Stored data>
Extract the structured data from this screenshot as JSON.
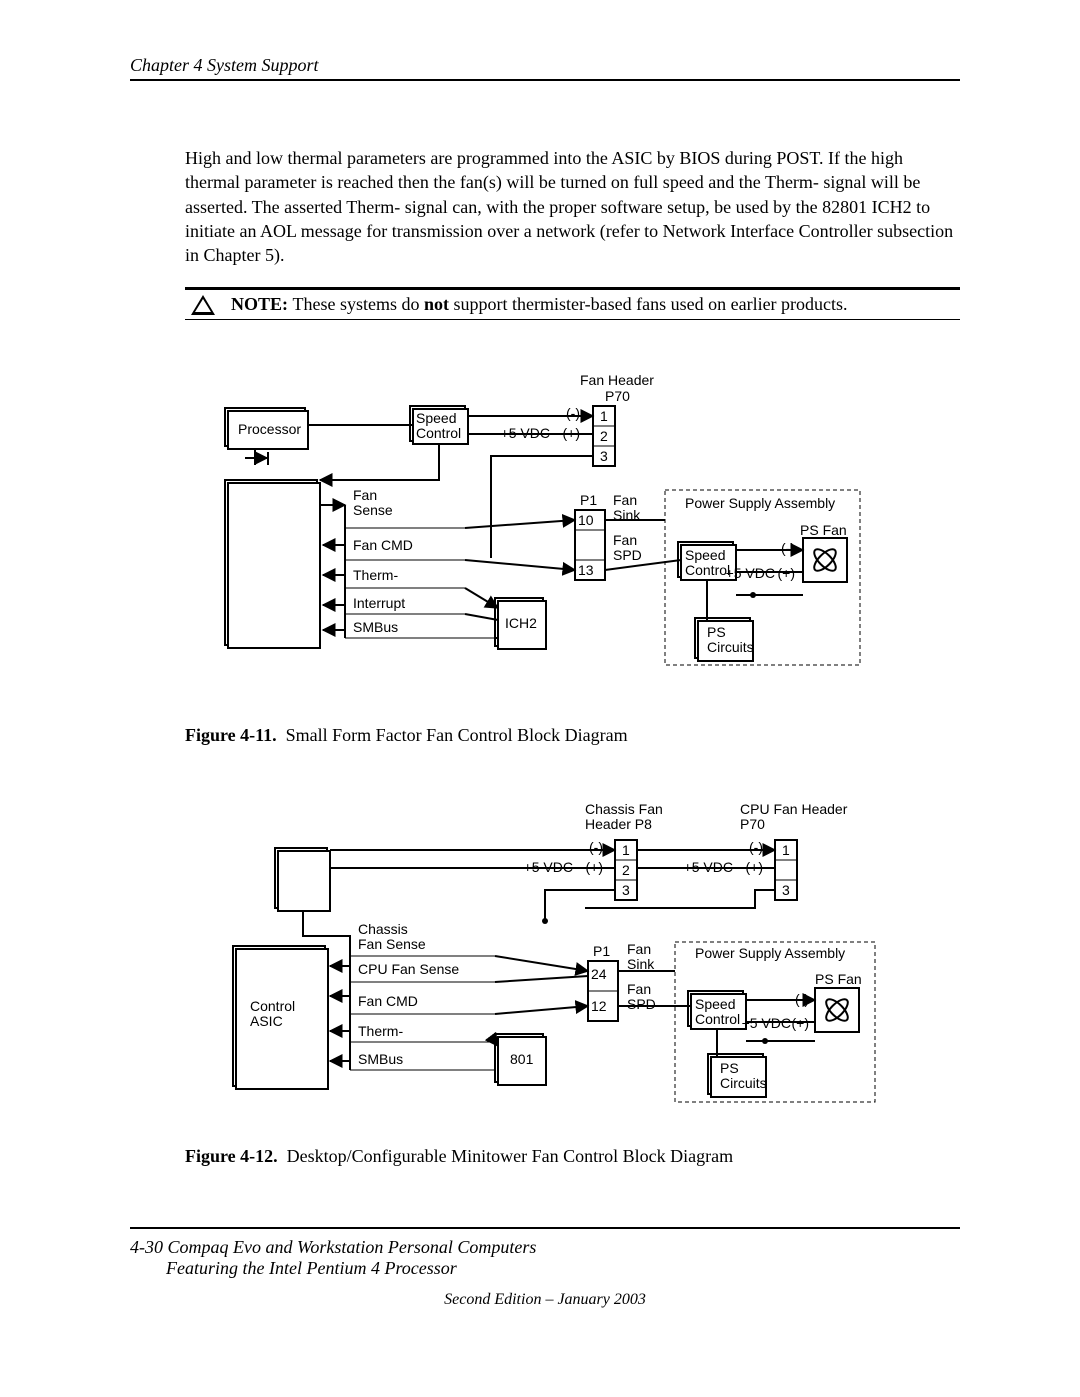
{
  "chapter_header": "Chapter 4  System Support",
  "body_paragraph": "High and low thermal parameters are programmed into the ASIC by BIOS during POST. If the high thermal parameter is reached then the fan(s) will be turned on full speed and the Therm- signal will be asserted. The asserted Therm- signal can, with the proper software setup, be used by the 82801 ICH2 to initiate an AOL message for transmission over a network (refer to Network Interface Controller subsection in Chapter 5).",
  "note": {
    "label": "NOTE:",
    "pre": "These systems do ",
    "bold": "not",
    "post": " support thermister-based fans used on earlier products."
  },
  "diagram1": {
    "fan_header": "Fan Header",
    "p70": "P70",
    "processor": "Processor",
    "speed_control": "Speed\nControl",
    "plus5": "+5 VDC",
    "minus": "(-)",
    "plus": "(+)",
    "pins_p70": [
      "1",
      "2",
      "3"
    ],
    "fan_sense": "Fan\nSense",
    "p1": "P1",
    "fan_sink": "Fan\nSink",
    "fan_cmd": "Fan CMD",
    "pin10": "10",
    "pin13": "13",
    "fan_spd": "Fan\nSPD",
    "therm": "Therm-",
    "interrupt": "Interrupt",
    "smbus": "SMBus",
    "ich2": "ICH2",
    "ps_assembly": "Power Supply Assembly",
    "ps_fan": "PS Fan",
    "ps_circuits": "PS\nCircuits",
    "speed_ctrl_ps": "Speed\nControl"
  },
  "fig1": {
    "num": "Figure 4-11.",
    "title": "Small Form Factor Fan Control Block Diagram"
  },
  "diagram2": {
    "chassis_header": "Chassis Fan\nHeader P8",
    "cpu_header": "CPU Fan Header\nP70",
    "minus": "(-)",
    "plus": "(+)",
    "plus5": "+5 VDC",
    "pins": [
      "1",
      "2",
      "3"
    ],
    "control_asic": "Control\nASIC",
    "chassis_fan_sense": "Chassis\nFan Sense",
    "cpu_fan_sense": "CPU Fan Sense",
    "fan_cmd": "Fan CMD",
    "therm": "Therm-",
    "smbus": "SMBus",
    "chip": "801",
    "p1": "P1",
    "pin24": "24",
    "pin12": "12",
    "fan_sink": "Fan\nSink",
    "fan_spd": "Fan\nSPD",
    "ps_assembly": "Power Supply Assembly",
    "ps_fan": "PS Fan",
    "speed_ctrl_ps": "Speed\nControl",
    "ps_circuits": "PS\nCircuits"
  },
  "fig2": {
    "num": "Figure 4-12.",
    "title": "Desktop/Configurable Minitower Fan Control Block Diagram"
  },
  "footer": {
    "page": "4-30",
    "title": "Compaq Evo and Workstation Personal Computers",
    "sub": "Featuring the Intel Pentium 4 Processor",
    "edition": "Second Edition – January 2003"
  }
}
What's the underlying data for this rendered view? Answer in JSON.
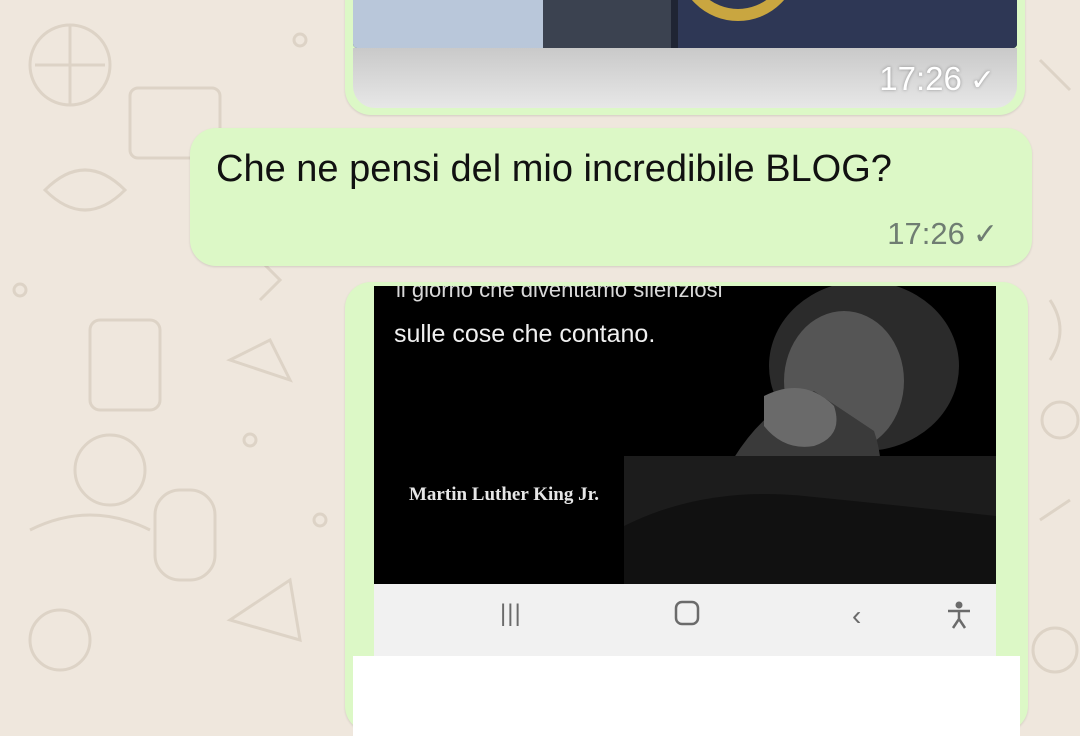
{
  "messages": [
    {
      "type": "image",
      "time": "17:26",
      "status_icon": "single-check"
    },
    {
      "type": "text",
      "text": "Che ne pensi del mio incredibile BLOG?",
      "time": "17:26",
      "status_icon": "single-check"
    },
    {
      "type": "image",
      "quote_lines": [
        "il giorno che diventiamo silenziosi",
        "sulle cose che contano."
      ],
      "attribution": "Martin Luther King Jr."
    }
  ],
  "colors": {
    "chat_bg": "#efe7dd",
    "outgoing_bubble": "#dcf8c6"
  },
  "screenshot_navbar": {
    "recents": "recents-icon",
    "home": "home-icon",
    "back": "back-icon",
    "accessibility": "accessibility-icon"
  }
}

Task requirements> Print the records word for word and exclude any picture they hold.

Solution to this problem>
Extract the structured data from this screenshot as JSON.
{
  "chapter_header": "Chapter 4  System Support",
  "body_paragraph": "High and low thermal parameters are programmed into the ASIC by BIOS during POST. If the high thermal parameter is reached then the fan(s) will be turned on full speed and the Therm- signal will be asserted. The asserted Therm- signal can, with the proper software setup, be used by the 82801 ICH2 to initiate an AOL message for transmission over a network (refer to Network Interface Controller subsection in Chapter 5).",
  "note": {
    "label": "NOTE:",
    "pre": "These systems do ",
    "bold": "not",
    "post": " support thermister-based fans used on earlier products."
  },
  "diagram1": {
    "fan_header": "Fan Header",
    "p70": "P70",
    "processor": "Processor",
    "speed_control": "Speed\nControl",
    "plus5": "+5 VDC",
    "minus": "(-)",
    "plus": "(+)",
    "pins_p70": [
      "1",
      "2",
      "3"
    ],
    "fan_sense": "Fan\nSense",
    "p1": "P1",
    "fan_sink": "Fan\nSink",
    "fan_cmd": "Fan CMD",
    "pin10": "10",
    "pin13": "13",
    "fan_spd": "Fan\nSPD",
    "therm": "Therm-",
    "interrupt": "Interrupt",
    "smbus": "SMBus",
    "ich2": "ICH2",
    "ps_assembly": "Power Supply Assembly",
    "ps_fan": "PS Fan",
    "ps_circuits": "PS\nCircuits",
    "speed_ctrl_ps": "Speed\nControl"
  },
  "fig1": {
    "num": "Figure 4-11.",
    "title": "Small Form Factor Fan Control Block Diagram"
  },
  "diagram2": {
    "chassis_header": "Chassis Fan\nHeader P8",
    "cpu_header": "CPU Fan Header\nP70",
    "minus": "(-)",
    "plus": "(+)",
    "plus5": "+5 VDC",
    "pins": [
      "1",
      "2",
      "3"
    ],
    "control_asic": "Control\nASIC",
    "chassis_fan_sense": "Chassis\nFan Sense",
    "cpu_fan_sense": "CPU Fan Sense",
    "fan_cmd": "Fan CMD",
    "therm": "Therm-",
    "smbus": "SMBus",
    "chip": "801",
    "p1": "P1",
    "pin24": "24",
    "pin12": "12",
    "fan_sink": "Fan\nSink",
    "fan_spd": "Fan\nSPD",
    "ps_assembly": "Power Supply Assembly",
    "ps_fan": "PS Fan",
    "speed_ctrl_ps": "Speed\nControl",
    "ps_circuits": "PS\nCircuits"
  },
  "fig2": {
    "num": "Figure 4-12.",
    "title": "Desktop/Configurable Minitower Fan Control Block Diagram"
  },
  "footer": {
    "page": "4-30",
    "title": "Compaq Evo and Workstation Personal Computers",
    "sub": "Featuring the Intel Pentium 4 Processor",
    "edition": "Second Edition – January 2003"
  }
}
What's the underlying data for this rendered view? Answer in JSON.
{
  "messages": [
    {
      "type": "image",
      "time": "17:26",
      "status_icon": "single-check"
    },
    {
      "type": "text",
      "text": "Che ne pensi del mio incredibile BLOG?",
      "time": "17:26",
      "status_icon": "single-check"
    },
    {
      "type": "image",
      "quote_lines": [
        "il giorno che diventiamo silenziosi",
        "sulle cose che contano."
      ],
      "attribution": "Martin Luther King Jr."
    }
  ],
  "colors": {
    "chat_bg": "#efe7dd",
    "outgoing_bubble": "#dcf8c6"
  },
  "screenshot_navbar": {
    "recents": "recents-icon",
    "home": "home-icon",
    "back": "back-icon",
    "accessibility": "accessibility-icon"
  }
}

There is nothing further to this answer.